→ WHAT YOU HAVE TO DO: Scan the data beneath this task and copy each line that includes "text".

= = = = = = =

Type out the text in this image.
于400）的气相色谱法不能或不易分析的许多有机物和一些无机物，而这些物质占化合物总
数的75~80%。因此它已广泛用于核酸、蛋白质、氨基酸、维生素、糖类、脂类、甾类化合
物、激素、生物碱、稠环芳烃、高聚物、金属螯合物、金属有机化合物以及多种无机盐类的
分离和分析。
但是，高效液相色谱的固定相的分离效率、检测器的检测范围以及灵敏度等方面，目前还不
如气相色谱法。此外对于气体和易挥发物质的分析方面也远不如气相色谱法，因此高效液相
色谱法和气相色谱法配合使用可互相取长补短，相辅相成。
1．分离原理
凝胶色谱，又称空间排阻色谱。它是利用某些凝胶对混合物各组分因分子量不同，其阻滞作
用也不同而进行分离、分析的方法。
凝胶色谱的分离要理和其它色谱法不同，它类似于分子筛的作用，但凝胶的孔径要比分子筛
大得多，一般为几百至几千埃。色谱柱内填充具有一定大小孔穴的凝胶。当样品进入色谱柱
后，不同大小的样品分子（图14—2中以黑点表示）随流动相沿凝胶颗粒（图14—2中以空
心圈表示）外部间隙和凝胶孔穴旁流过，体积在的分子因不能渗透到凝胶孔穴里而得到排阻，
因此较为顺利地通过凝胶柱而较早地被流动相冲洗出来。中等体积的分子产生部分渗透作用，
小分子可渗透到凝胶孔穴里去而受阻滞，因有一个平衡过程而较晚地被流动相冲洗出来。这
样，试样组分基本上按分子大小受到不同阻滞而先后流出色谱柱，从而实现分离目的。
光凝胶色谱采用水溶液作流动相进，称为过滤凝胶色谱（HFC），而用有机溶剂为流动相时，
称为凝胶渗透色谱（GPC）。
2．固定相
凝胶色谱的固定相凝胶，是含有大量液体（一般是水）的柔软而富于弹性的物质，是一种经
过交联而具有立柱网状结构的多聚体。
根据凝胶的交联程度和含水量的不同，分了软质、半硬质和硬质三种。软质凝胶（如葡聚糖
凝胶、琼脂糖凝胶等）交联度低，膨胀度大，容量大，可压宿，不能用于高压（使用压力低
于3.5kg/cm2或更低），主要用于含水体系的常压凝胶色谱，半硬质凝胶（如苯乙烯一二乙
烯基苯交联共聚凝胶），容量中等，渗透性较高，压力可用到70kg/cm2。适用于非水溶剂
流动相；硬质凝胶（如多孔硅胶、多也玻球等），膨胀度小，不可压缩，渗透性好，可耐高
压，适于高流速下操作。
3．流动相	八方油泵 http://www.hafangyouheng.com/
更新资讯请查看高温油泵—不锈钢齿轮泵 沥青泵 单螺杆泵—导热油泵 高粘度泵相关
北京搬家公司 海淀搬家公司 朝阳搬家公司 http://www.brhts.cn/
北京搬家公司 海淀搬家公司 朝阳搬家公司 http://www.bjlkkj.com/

= = = = = = =

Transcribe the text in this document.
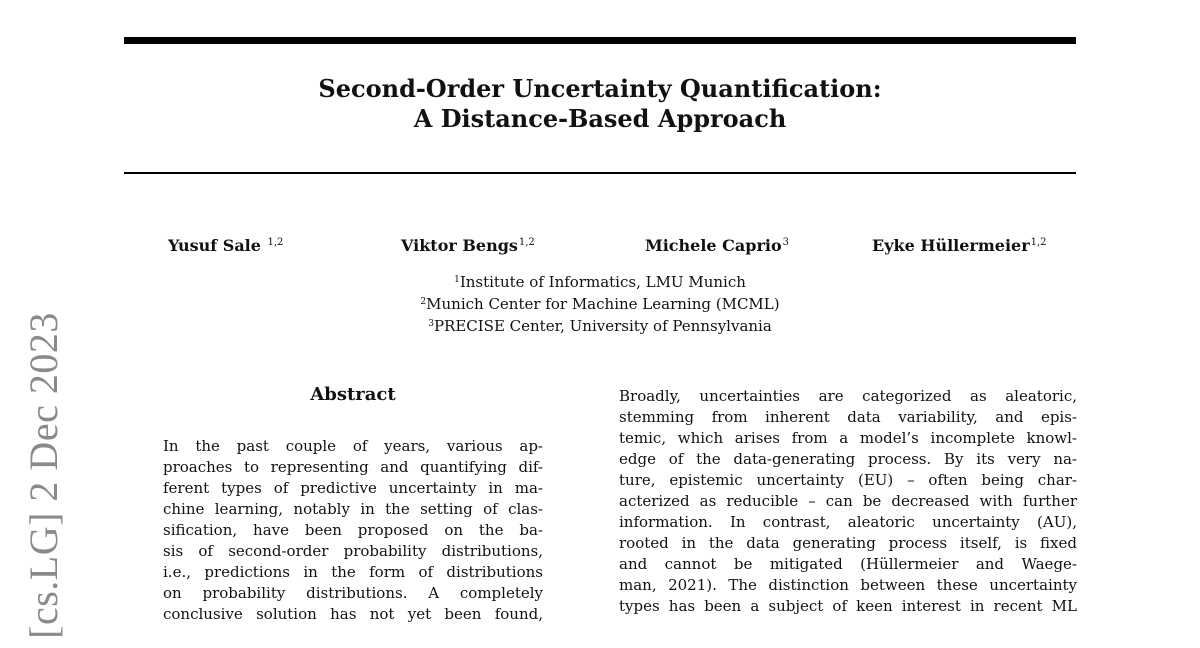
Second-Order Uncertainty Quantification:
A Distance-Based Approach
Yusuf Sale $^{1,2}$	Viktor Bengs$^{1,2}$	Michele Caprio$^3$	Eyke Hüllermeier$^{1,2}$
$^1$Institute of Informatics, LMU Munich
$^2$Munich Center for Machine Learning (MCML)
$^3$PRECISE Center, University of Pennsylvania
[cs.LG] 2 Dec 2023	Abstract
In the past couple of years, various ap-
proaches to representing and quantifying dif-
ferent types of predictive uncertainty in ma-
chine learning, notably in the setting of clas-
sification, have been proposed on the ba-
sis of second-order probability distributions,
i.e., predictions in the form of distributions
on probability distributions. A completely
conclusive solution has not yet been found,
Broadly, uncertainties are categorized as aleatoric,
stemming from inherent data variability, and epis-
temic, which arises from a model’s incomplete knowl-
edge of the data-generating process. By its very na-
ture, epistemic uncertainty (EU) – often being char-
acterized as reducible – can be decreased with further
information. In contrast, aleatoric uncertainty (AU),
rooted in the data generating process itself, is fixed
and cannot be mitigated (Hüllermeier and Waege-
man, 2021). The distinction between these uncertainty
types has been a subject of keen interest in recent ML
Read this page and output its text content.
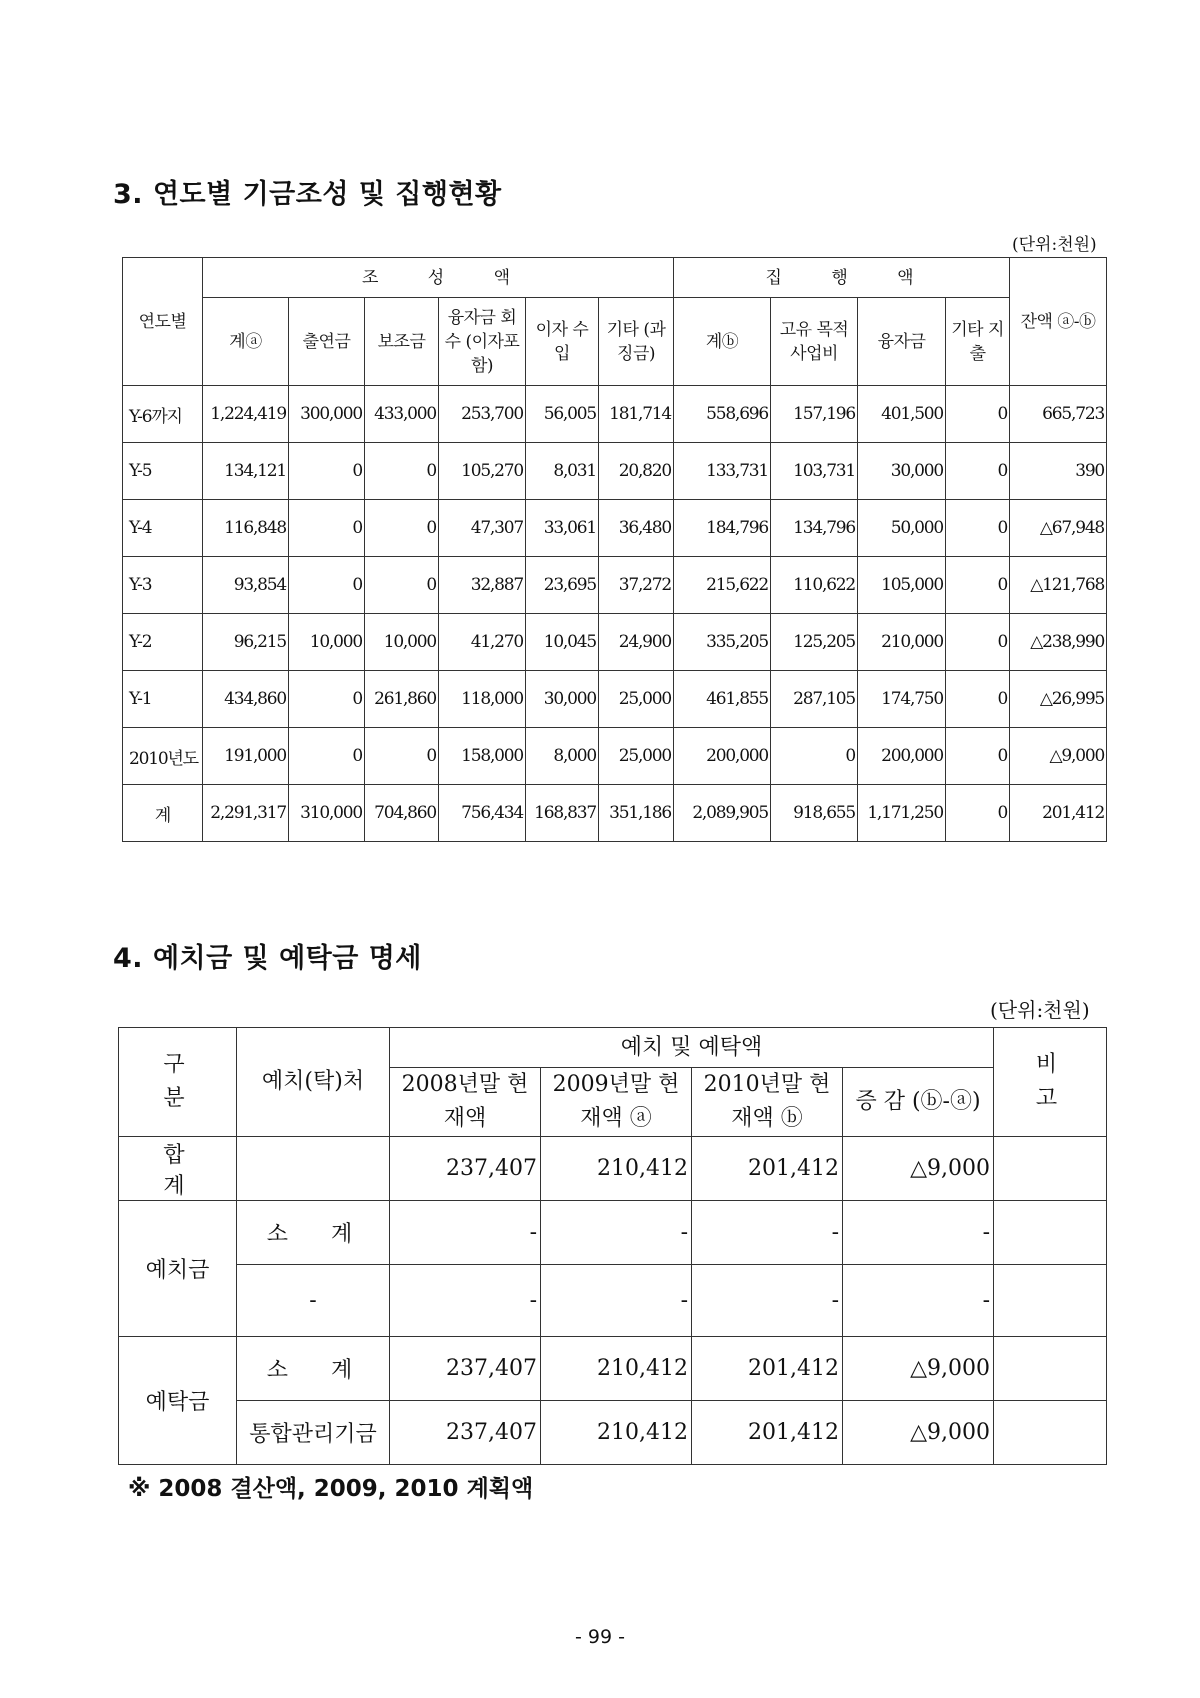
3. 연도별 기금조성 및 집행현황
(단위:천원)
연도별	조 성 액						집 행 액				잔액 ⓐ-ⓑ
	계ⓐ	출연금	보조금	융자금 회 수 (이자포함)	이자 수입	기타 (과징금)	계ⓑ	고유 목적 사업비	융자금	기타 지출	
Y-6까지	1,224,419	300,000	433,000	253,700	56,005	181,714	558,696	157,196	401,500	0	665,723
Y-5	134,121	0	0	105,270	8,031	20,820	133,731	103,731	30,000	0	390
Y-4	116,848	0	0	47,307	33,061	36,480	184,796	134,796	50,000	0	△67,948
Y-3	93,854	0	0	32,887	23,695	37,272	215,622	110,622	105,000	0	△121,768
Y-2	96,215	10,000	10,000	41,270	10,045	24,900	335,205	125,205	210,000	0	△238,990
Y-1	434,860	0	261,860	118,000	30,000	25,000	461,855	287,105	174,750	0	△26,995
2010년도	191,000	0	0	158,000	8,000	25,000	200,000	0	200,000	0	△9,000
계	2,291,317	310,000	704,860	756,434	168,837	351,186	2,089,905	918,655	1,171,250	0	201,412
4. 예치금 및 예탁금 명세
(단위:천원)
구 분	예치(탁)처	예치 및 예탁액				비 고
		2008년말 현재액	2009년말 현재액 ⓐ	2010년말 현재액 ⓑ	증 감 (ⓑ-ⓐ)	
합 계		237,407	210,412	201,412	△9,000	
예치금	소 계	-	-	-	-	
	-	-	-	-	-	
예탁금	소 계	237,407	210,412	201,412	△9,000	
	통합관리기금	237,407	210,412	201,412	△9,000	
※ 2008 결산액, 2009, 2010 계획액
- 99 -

= = = = = = =

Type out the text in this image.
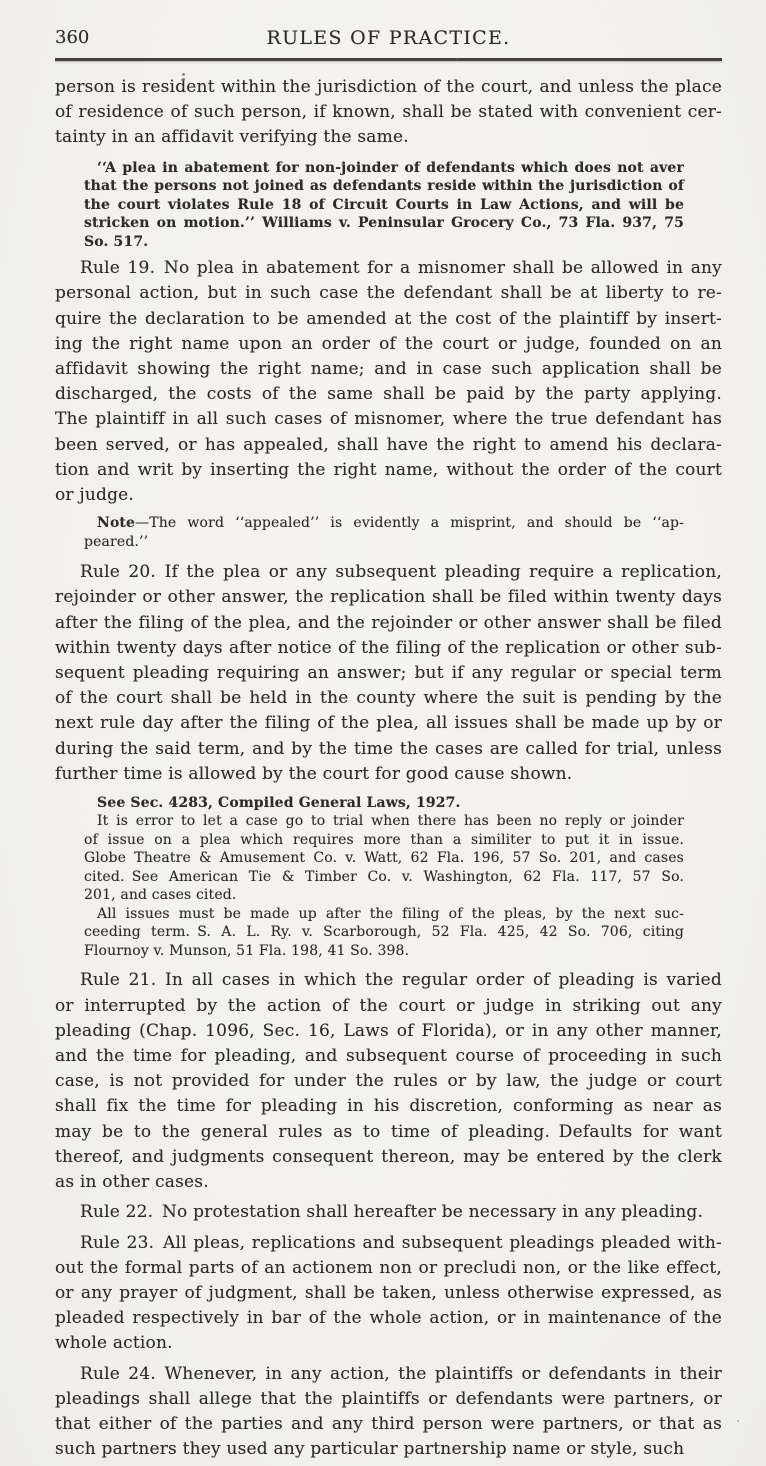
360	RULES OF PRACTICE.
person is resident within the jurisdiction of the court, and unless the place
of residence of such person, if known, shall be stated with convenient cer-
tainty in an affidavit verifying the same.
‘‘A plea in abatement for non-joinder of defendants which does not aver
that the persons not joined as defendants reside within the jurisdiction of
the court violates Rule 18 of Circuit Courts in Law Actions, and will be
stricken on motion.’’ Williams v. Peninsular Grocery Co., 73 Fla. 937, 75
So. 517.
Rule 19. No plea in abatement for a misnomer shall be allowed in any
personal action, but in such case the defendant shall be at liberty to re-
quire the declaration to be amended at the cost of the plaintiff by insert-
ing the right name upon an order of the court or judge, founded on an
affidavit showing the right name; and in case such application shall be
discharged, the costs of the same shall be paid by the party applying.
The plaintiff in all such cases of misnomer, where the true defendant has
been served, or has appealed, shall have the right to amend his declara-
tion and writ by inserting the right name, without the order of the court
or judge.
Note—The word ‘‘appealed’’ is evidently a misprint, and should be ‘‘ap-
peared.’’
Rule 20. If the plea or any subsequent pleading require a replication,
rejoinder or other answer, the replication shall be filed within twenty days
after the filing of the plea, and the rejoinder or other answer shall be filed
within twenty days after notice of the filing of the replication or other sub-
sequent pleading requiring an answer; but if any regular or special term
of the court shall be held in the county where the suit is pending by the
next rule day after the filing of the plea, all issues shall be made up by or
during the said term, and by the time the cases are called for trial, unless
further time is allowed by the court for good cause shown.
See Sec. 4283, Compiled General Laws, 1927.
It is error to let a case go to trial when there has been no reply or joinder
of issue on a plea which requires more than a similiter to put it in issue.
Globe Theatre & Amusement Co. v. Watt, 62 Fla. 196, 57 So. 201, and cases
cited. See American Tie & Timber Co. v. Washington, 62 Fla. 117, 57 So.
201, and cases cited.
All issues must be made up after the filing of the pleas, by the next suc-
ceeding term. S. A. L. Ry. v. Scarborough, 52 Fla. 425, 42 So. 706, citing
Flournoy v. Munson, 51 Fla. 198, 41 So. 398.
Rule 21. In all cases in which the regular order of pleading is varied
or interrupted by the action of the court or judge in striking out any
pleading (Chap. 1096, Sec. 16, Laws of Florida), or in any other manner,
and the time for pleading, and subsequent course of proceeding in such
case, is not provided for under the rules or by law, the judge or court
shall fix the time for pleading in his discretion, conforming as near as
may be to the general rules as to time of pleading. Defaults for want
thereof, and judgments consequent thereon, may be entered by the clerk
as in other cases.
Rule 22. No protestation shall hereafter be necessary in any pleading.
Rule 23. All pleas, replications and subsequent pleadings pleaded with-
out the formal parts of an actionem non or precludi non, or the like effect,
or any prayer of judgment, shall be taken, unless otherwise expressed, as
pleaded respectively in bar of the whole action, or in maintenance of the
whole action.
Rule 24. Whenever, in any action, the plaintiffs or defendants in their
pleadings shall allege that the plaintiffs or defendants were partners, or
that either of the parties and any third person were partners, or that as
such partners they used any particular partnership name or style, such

= = = = = = =

→ WRITTEN SOLUTION:
Type out the text in this image.
Transcribe the text in this document.
Read this page and output its text content.
Type out the text in this image.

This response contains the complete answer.